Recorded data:

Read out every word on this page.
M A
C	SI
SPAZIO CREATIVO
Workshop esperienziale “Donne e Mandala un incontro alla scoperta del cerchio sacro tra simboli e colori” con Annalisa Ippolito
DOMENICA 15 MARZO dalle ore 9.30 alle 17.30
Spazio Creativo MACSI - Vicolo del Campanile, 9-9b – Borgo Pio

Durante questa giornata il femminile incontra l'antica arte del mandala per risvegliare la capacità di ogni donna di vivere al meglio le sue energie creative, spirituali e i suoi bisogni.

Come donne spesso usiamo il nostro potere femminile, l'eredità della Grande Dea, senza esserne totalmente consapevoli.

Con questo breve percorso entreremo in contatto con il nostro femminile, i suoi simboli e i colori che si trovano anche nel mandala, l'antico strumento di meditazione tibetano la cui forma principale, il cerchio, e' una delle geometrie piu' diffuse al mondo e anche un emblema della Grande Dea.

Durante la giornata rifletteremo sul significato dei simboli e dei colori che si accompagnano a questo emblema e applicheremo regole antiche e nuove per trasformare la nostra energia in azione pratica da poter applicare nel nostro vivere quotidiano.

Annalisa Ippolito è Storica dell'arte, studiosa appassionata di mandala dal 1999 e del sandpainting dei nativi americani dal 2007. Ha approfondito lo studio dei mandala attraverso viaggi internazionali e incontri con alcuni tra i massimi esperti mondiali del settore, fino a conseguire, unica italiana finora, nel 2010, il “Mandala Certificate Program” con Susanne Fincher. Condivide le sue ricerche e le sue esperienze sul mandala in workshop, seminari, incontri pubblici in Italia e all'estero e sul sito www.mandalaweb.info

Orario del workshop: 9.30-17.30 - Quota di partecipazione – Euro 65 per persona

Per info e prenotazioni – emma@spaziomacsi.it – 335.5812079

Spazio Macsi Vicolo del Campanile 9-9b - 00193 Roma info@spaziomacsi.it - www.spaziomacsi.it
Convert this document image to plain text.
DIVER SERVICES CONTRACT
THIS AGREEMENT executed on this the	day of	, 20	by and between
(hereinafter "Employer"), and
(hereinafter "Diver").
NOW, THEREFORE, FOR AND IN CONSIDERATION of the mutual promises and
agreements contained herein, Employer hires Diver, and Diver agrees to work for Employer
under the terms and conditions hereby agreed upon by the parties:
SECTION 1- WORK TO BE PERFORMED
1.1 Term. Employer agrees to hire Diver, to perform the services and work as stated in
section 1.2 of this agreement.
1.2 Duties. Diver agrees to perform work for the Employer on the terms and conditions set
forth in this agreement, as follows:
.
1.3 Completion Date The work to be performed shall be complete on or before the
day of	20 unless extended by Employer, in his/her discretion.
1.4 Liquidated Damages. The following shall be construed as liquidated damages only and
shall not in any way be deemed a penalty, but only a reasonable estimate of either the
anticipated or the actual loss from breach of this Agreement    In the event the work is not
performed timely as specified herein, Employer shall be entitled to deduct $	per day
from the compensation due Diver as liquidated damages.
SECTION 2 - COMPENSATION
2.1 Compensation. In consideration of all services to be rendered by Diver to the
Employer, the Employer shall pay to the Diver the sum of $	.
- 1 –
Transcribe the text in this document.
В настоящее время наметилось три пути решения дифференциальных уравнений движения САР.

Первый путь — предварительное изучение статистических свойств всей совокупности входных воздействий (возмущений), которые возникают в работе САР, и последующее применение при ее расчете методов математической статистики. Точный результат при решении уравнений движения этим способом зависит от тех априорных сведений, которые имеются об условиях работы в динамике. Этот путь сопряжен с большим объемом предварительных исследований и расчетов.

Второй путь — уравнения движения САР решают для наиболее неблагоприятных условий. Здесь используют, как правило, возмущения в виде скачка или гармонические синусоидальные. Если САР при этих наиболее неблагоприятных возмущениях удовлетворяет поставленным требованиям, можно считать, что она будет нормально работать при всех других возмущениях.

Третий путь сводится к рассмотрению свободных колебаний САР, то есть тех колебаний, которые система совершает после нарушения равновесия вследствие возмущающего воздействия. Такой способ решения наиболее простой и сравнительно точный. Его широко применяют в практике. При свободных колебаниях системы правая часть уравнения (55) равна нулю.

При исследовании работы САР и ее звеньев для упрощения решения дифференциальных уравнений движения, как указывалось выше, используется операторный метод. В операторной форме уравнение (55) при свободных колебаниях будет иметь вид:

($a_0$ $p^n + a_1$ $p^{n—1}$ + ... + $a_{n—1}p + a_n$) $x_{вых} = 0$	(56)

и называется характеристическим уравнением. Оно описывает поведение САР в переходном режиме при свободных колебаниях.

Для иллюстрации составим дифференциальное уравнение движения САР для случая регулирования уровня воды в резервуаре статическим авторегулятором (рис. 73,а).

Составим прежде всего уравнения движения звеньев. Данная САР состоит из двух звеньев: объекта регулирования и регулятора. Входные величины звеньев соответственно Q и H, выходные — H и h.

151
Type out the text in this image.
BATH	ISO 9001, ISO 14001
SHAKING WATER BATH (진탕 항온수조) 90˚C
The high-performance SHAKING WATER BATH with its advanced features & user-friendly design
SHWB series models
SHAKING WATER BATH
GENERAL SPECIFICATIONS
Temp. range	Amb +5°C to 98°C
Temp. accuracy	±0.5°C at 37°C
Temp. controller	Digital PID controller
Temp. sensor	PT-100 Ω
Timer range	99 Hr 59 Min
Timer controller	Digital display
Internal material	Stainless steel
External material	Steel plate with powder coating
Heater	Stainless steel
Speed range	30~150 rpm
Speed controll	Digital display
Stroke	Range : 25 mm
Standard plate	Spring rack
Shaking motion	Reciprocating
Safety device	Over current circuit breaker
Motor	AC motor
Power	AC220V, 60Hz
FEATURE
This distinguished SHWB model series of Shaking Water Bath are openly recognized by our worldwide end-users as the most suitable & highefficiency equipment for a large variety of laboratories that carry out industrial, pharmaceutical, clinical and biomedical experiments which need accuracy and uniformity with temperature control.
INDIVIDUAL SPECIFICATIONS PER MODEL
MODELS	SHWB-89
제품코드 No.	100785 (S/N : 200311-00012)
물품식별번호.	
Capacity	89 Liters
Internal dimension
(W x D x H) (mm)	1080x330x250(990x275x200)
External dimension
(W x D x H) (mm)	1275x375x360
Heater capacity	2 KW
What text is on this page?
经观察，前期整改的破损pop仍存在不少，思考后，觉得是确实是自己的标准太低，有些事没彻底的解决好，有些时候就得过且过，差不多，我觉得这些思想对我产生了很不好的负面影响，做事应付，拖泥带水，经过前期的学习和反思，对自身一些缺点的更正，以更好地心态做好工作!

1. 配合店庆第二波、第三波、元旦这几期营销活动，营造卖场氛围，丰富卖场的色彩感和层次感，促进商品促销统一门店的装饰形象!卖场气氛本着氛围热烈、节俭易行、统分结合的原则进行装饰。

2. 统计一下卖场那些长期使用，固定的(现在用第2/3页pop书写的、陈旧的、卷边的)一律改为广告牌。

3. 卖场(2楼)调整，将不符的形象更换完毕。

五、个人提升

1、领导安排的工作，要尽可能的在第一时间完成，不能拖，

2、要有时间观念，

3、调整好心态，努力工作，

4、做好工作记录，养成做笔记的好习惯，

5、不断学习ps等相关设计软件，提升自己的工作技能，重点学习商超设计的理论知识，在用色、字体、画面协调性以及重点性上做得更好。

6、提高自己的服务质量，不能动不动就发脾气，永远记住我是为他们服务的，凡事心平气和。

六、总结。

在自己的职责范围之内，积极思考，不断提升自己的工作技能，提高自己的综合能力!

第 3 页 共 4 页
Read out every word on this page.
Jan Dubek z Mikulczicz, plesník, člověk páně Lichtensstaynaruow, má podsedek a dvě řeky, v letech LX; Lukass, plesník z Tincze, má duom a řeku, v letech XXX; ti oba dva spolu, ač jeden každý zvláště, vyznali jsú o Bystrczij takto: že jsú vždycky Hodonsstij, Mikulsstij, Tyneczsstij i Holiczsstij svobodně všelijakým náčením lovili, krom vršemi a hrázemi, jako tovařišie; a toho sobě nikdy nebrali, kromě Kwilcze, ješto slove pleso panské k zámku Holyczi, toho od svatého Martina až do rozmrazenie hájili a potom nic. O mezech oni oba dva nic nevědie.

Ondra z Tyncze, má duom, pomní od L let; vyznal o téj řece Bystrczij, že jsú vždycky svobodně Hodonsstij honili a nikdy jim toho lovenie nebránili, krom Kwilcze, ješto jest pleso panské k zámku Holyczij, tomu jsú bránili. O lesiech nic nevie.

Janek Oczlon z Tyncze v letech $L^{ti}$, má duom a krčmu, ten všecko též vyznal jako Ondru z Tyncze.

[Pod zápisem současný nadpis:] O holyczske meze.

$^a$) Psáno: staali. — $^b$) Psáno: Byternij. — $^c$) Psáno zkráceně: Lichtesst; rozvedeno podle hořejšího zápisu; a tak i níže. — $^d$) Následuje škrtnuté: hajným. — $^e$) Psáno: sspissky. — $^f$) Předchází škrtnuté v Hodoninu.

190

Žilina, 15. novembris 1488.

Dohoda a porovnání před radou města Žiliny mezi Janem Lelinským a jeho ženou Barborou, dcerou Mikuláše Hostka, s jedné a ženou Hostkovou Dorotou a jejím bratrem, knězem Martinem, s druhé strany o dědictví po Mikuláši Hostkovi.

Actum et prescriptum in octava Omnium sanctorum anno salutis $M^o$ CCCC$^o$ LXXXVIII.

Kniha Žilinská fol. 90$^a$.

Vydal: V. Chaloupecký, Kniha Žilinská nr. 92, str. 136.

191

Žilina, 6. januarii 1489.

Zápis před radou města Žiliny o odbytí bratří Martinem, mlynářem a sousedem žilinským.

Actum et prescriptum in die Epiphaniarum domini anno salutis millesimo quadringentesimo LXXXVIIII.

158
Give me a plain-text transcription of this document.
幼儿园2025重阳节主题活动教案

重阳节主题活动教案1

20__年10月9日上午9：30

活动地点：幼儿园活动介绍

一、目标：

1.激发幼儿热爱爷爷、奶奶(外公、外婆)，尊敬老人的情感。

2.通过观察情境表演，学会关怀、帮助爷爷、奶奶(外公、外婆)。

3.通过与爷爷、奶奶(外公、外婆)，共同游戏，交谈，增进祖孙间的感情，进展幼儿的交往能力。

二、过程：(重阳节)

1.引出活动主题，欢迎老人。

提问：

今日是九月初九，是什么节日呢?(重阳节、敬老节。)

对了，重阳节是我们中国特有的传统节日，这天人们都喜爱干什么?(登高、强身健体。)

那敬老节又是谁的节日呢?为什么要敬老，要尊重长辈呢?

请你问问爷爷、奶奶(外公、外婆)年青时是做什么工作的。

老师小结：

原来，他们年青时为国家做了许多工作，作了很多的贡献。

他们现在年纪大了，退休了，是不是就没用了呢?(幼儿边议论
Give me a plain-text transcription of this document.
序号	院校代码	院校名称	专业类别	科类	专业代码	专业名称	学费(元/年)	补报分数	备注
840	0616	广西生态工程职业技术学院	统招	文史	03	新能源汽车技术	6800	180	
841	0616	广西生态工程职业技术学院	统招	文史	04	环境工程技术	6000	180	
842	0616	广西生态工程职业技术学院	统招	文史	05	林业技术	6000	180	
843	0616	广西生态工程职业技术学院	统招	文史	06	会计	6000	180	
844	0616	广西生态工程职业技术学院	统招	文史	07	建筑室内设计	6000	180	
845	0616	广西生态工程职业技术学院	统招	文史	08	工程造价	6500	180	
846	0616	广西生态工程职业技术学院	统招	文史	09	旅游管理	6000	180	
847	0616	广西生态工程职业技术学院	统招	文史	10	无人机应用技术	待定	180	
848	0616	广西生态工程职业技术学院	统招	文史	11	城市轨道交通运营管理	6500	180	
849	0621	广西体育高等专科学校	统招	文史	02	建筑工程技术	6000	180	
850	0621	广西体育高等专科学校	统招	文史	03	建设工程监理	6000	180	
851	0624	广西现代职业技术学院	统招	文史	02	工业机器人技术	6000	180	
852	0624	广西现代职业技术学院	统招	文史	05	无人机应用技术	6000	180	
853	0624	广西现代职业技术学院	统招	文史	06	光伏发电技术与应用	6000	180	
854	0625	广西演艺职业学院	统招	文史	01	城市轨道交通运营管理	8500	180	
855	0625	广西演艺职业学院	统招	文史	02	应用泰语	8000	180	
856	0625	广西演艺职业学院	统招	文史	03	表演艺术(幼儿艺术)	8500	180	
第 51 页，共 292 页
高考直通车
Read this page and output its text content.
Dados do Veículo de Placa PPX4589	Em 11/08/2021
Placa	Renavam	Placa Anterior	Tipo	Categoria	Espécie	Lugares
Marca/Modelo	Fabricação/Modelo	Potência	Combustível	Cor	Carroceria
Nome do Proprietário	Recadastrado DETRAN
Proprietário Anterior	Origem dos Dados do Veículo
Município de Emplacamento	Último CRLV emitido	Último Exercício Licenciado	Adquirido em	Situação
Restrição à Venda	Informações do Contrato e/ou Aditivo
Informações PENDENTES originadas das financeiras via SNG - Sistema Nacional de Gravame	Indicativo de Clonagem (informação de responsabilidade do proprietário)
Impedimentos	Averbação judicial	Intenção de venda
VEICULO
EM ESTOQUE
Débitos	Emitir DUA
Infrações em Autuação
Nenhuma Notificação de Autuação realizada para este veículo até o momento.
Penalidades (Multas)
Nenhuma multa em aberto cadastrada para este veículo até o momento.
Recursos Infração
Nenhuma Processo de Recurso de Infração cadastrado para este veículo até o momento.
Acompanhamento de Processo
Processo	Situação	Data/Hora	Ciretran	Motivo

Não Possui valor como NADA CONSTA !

**Exercise details**
Search the data above for the string "Dados" and copy each line that has it.

**Task answer**
Dados do Veículo de Placa PPX4589	Em 11/08/2021
Proprietário Anterior	Origem dos Dados do Veículo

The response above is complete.